TASK: Scan the data below. Pull out each line where "写出抽水给" occurs.
↓
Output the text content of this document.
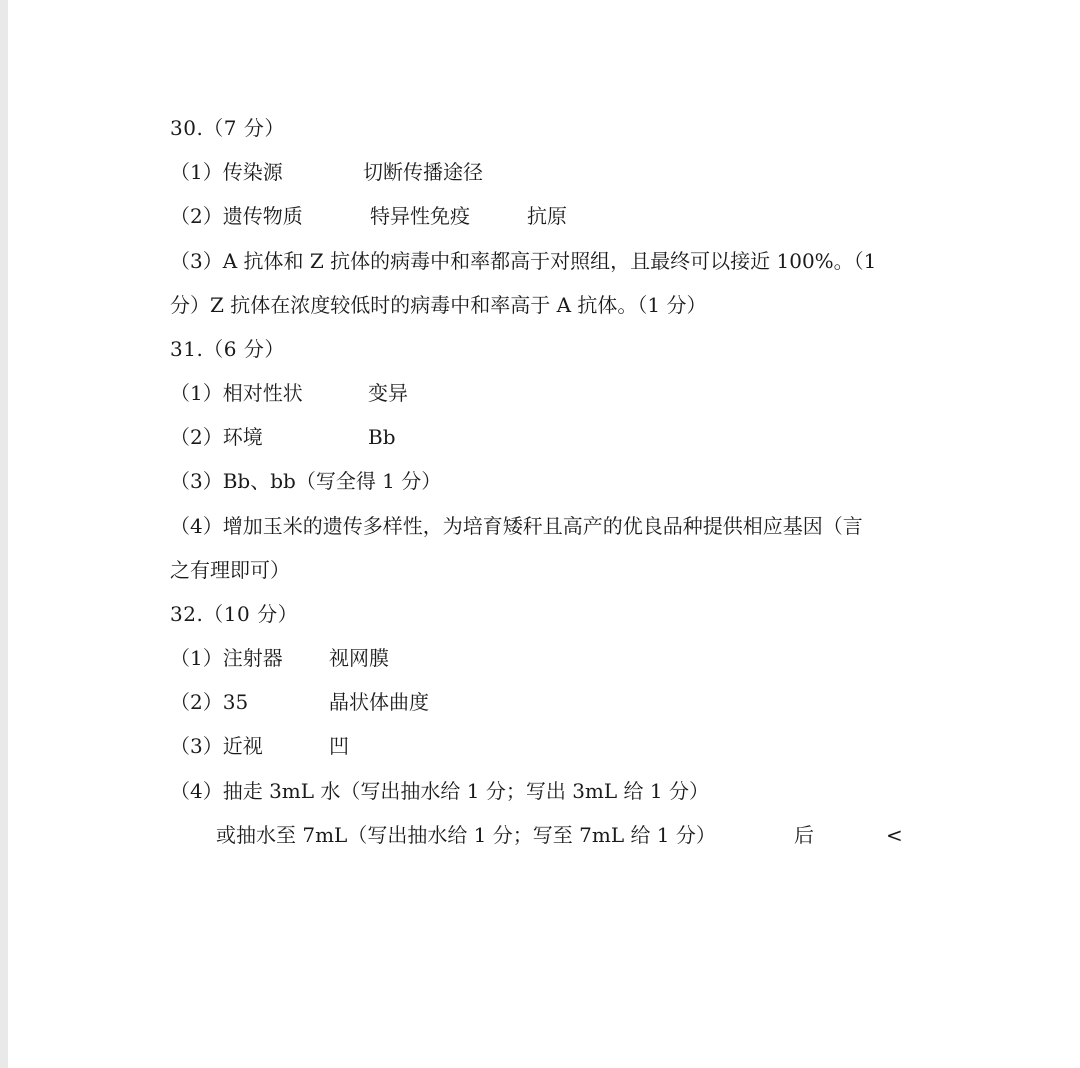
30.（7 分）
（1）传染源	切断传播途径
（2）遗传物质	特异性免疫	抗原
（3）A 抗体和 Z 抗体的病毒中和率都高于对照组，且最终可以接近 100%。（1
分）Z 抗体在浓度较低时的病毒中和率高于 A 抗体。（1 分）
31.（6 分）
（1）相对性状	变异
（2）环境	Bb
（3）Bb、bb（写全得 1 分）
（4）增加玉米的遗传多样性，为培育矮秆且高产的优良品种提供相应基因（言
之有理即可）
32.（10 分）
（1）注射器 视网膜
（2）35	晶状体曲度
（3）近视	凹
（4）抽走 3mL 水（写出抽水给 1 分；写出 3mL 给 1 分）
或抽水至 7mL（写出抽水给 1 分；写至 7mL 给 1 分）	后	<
↑
EXERCISE RESPONSE:
（4）抽走 3mL 水（写出抽水给 1 分；写出 3mL 给 1 分）
或抽水至 7mL（写出抽水给 1 分；写至 7mL 给 1 分）	后	<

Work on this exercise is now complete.